Do this: Reproduce every line of the material below with no changes at all.

Bounding box entries
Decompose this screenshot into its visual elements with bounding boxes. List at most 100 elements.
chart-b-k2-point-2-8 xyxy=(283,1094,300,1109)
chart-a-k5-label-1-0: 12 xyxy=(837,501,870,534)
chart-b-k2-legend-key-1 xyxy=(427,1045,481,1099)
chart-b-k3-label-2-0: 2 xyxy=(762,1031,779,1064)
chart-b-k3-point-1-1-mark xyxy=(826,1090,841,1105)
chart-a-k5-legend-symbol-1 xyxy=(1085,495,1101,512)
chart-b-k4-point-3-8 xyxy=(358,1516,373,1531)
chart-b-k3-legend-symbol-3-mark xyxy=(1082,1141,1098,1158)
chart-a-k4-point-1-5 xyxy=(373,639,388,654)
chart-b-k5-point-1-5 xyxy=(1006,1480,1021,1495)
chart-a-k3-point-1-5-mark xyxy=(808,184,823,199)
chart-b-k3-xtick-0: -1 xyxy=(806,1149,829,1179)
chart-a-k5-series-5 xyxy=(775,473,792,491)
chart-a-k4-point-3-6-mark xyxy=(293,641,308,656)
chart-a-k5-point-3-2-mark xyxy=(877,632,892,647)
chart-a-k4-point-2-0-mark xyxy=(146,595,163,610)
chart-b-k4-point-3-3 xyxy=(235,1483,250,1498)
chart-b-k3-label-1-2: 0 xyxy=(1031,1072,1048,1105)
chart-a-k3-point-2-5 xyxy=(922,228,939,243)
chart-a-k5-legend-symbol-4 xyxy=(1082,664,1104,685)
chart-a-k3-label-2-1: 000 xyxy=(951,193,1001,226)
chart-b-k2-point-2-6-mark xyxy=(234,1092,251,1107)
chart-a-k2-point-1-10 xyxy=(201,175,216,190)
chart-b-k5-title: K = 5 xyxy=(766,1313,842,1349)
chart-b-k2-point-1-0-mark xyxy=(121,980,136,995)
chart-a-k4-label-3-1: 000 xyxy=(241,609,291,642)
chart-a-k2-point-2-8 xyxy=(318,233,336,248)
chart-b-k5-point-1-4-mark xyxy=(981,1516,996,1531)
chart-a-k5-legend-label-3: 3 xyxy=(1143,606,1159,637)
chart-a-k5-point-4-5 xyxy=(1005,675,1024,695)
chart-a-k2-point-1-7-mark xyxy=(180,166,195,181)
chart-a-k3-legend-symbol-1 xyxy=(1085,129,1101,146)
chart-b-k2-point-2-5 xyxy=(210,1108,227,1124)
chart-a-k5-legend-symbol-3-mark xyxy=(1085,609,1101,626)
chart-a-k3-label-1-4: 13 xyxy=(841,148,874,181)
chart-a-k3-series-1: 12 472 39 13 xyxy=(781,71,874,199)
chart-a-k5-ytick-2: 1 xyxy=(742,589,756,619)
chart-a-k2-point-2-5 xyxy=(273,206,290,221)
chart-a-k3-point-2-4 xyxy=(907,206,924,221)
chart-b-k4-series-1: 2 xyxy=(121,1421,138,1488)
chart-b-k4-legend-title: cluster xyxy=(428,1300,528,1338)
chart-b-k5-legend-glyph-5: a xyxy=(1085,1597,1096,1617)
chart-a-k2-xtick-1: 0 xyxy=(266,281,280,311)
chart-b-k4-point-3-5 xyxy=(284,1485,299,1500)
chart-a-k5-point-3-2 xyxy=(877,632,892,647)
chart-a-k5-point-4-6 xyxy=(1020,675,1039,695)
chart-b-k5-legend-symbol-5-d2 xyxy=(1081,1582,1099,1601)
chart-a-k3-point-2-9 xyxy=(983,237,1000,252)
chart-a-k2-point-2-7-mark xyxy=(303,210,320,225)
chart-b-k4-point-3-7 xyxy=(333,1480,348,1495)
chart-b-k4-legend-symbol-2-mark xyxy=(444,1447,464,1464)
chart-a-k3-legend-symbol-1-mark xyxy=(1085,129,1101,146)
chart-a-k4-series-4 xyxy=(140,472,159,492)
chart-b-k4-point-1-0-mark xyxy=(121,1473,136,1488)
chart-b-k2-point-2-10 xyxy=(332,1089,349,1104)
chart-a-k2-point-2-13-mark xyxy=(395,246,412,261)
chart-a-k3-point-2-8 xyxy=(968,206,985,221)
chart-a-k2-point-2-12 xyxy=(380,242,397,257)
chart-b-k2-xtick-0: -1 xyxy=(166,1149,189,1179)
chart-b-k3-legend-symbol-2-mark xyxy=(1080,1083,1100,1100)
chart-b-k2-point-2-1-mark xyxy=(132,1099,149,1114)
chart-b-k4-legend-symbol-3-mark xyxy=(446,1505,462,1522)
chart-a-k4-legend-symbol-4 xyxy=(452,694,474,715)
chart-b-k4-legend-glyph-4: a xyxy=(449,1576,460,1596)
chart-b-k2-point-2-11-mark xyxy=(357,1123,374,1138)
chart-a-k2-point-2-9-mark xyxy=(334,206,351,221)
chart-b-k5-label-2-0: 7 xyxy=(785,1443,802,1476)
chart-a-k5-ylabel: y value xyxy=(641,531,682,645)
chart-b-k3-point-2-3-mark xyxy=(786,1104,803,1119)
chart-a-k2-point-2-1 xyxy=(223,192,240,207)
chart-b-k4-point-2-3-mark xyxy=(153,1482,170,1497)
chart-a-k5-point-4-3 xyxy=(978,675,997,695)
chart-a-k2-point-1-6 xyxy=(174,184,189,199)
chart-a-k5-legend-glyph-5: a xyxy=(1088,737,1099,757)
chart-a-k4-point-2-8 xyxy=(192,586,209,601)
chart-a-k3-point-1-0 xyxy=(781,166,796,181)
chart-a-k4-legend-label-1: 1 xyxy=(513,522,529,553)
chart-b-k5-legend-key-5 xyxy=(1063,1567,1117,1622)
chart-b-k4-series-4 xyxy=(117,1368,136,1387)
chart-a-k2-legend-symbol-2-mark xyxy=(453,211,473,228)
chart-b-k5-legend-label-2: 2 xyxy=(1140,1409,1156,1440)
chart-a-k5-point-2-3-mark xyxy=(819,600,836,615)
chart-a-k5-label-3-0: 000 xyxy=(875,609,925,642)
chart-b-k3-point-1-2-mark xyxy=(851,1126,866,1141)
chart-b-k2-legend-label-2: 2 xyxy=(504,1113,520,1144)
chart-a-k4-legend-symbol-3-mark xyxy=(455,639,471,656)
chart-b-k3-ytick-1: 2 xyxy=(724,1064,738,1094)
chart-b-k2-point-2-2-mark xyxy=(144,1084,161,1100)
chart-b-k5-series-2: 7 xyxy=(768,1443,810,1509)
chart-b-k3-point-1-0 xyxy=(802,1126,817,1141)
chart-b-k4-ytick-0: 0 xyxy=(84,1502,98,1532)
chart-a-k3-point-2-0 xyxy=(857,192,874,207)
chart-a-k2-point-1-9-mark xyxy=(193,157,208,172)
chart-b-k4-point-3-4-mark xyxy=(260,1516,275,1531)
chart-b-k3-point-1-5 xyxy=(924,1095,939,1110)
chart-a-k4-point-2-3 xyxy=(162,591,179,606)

Result of this task:
Decompose this screenshot into its visual elements with bounding boxes. List at most 100 elements.
chart-b-k2-point-2-8 xyxy=(283,1094,300,1109)
chart-a-k5-label-1-0: 12 xyxy=(837,501,870,534)
chart-b-k2-legend-key-1 xyxy=(427,1045,481,1099)
chart-b-k3-label-2-0: 2 xyxy=(762,1031,779,1064)
chart-b-k3-point-1-1-mark xyxy=(826,1090,841,1105)
chart-a-k5-legend-symbol-1 xyxy=(1085,495,1101,512)
chart-b-k4-point-3-8 xyxy=(358,1516,373,1531)
chart-b-k3-legend-symbol-3-mark xyxy=(1082,1141,1098,1158)
chart-a-k4-point-1-5 xyxy=(373,639,388,654)
chart-b-k5-point-1-5 xyxy=(1006,1480,1021,1495)
chart-a-k3-point-1-5-mark xyxy=(808,184,823,199)
chart-b-k3-xtick-0: -1 xyxy=(806,1149,829,1179)
chart-a-k5-series-5 xyxy=(775,473,792,491)
chart-a-k4-point-3-6-mark xyxy=(293,641,308,656)
chart-a-k5-point-3-2-mark xyxy=(877,632,892,647)
chart-a-k4-point-2-0-mark xyxy=(146,595,163,610)
chart-b-k4-point-3-3 xyxy=(235,1483,250,1498)
chart-b-k3-label-1-2: 0 xyxy=(1031,1072,1048,1105)
chart-a-k3-point-2-5 xyxy=(922,228,939,243)
chart-a-k5-legend-symbol-4 xyxy=(1082,664,1104,685)
chart-a-k3-label-2-1: 000 xyxy=(951,193,1001,226)
chart-b-k2-point-2-6-mark xyxy=(234,1092,251,1107)
chart-a-k2-point-1-10 xyxy=(201,175,216,190)
chart-b-k5-title: K = 5 xyxy=(766,1313,842,1349)
chart-b-k2-point-1-0-mark xyxy=(121,980,136,995)
chart-a-k4-label-3-1: 000 xyxy=(241,609,291,642)
chart-a-k2-point-2-8 xyxy=(318,233,336,248)
chart-b-k5-point-1-4-mark xyxy=(981,1516,996,1531)
chart-a-k5-legend-label-3: 3 xyxy=(1143,606,1159,637)
chart-a-k5-point-4-5 xyxy=(1005,675,1024,695)
chart-a-k2-point-1-7-mark xyxy=(180,166,195,181)
chart-a-k3-legend-symbol-1 xyxy=(1085,129,1101,146)
chart-b-k2-point-2-5 xyxy=(210,1108,227,1124)
chart-a-k5-legend-symbol-3-mark xyxy=(1085,609,1101,626)
chart-a-k3-label-1-4: 13 xyxy=(841,148,874,181)
chart-a-k3-series-1: 12 472 39 13 xyxy=(781,71,874,199)
chart-a-k5-ytick-2: 1 xyxy=(742,589,756,619)
chart-a-k2-point-2-5 xyxy=(273,206,290,221)
chart-a-k3-point-2-4 xyxy=(907,206,924,221)
chart-b-k4-series-1: 2 xyxy=(121,1421,138,1488)
chart-b-k4-legend-title: cluster xyxy=(428,1300,528,1338)
chart-b-k5-legend-glyph-5: a xyxy=(1085,1597,1096,1617)
chart-a-k2-xtick-1: 0 xyxy=(266,281,280,311)
chart-b-k4-point-3-5 xyxy=(284,1485,299,1500)
chart-a-k5-point-3-2 xyxy=(877,632,892,647)
chart-a-k5-point-4-6 xyxy=(1020,675,1039,695)
chart-b-k5-legend-symbol-5-d2 xyxy=(1081,1582,1099,1601)
chart-a-k3-point-2-9 xyxy=(983,237,1000,252)
chart-a-k2-point-2-7-mark xyxy=(303,210,320,225)
chart-b-k4-point-3-7 xyxy=(333,1480,348,1495)
chart-b-k4-legend-symbol-2-mark xyxy=(444,1447,464,1464)
chart-a-k3-legend-symbol-1-mark xyxy=(1085,129,1101,146)
chart-a-k4-series-4 xyxy=(140,472,159,492)
chart-b-k4-point-1-0-mark xyxy=(121,1473,136,1488)
chart-b-k2-point-2-10 xyxy=(332,1089,349,1104)
chart-a-k2-point-2-13-mark xyxy=(395,246,412,261)
chart-a-k3-point-2-8 xyxy=(968,206,985,221)
chart-a-k2-point-2-12 xyxy=(380,242,397,257)
chart-b-k2-xtick-0: -1 xyxy=(166,1149,189,1179)
chart-b-k3-legend-symbol-2-mark xyxy=(1080,1083,1100,1100)
chart-b-k2-point-2-1-mark xyxy=(132,1099,149,1114)
chart-b-k4-legend-symbol-3-mark xyxy=(446,1505,462,1522)
chart-a-k4-legend-symbol-4 xyxy=(452,694,474,715)
chart-b-k4-legend-glyph-4: a xyxy=(449,1576,460,1596)
chart-b-k2-point-2-11-mark xyxy=(357,1123,374,1138)
chart-a-k2-point-2-9-mark xyxy=(334,206,351,221)
chart-b-k5-label-2-0: 7 xyxy=(785,1443,802,1476)
chart-a-k5-ylabel: y value xyxy=(641,531,682,645)
chart-b-k3-point-2-3-mark xyxy=(786,1104,803,1119)
chart-a-k2-point-2-1 xyxy=(223,192,240,207)
chart-b-k4-point-2-3-mark xyxy=(153,1482,170,1497)
chart-a-k5-point-4-3 xyxy=(978,675,997,695)
chart-a-k2-point-1-6 xyxy=(174,184,189,199)
chart-a-k5-legend-glyph-5: a xyxy=(1088,737,1099,757)
chart-a-k4-point-2-8 xyxy=(192,586,209,601)
chart-a-k3-point-1-0 xyxy=(781,166,796,181)
chart-a-k4-legend-label-1: 1 xyxy=(513,522,529,553)
chart-b-k5-legend-key-5 xyxy=(1063,1567,1117,1622)
chart-b-k4-series-4 xyxy=(117,1368,136,1387)
chart-a-k2-legend-symbol-2-mark xyxy=(453,211,473,228)
chart-b-k5-legend-label-2: 2 xyxy=(1140,1409,1156,1440)
chart-a-k5-point-2-3-mark xyxy=(819,600,836,615)
chart-a-k5-label-3-0: 000 xyxy=(875,609,925,642)
chart-b-k3-point-1-2-mark xyxy=(851,1126,866,1141)
chart-b-k2-legend-label-2: 2 xyxy=(504,1113,520,1144)
chart-a-k4-legend-symbol-3-mark xyxy=(455,639,471,656)
chart-b-k3-ytick-1: 2 xyxy=(724,1064,738,1094)
chart-b-k2-point-2-2-mark xyxy=(144,1084,161,1100)
chart-b-k5-series-2: 7 xyxy=(768,1443,810,1509)
chart-b-k3-point-1-0 xyxy=(802,1126,817,1141)
chart-b-k4-ytick-0: 0 xyxy=(84,1502,98,1532)
chart-a-k3-point-2-0 xyxy=(857,192,874,207)
chart-a-k2-point-1-9-mark xyxy=(193,157,208,172)
chart-b-k4-point-3-4-mark xyxy=(260,1516,275,1531)
chart-b-k3-point-1-5 xyxy=(924,1095,939,1110)
chart-a-k4-point-2-3 xyxy=(162,591,179,606)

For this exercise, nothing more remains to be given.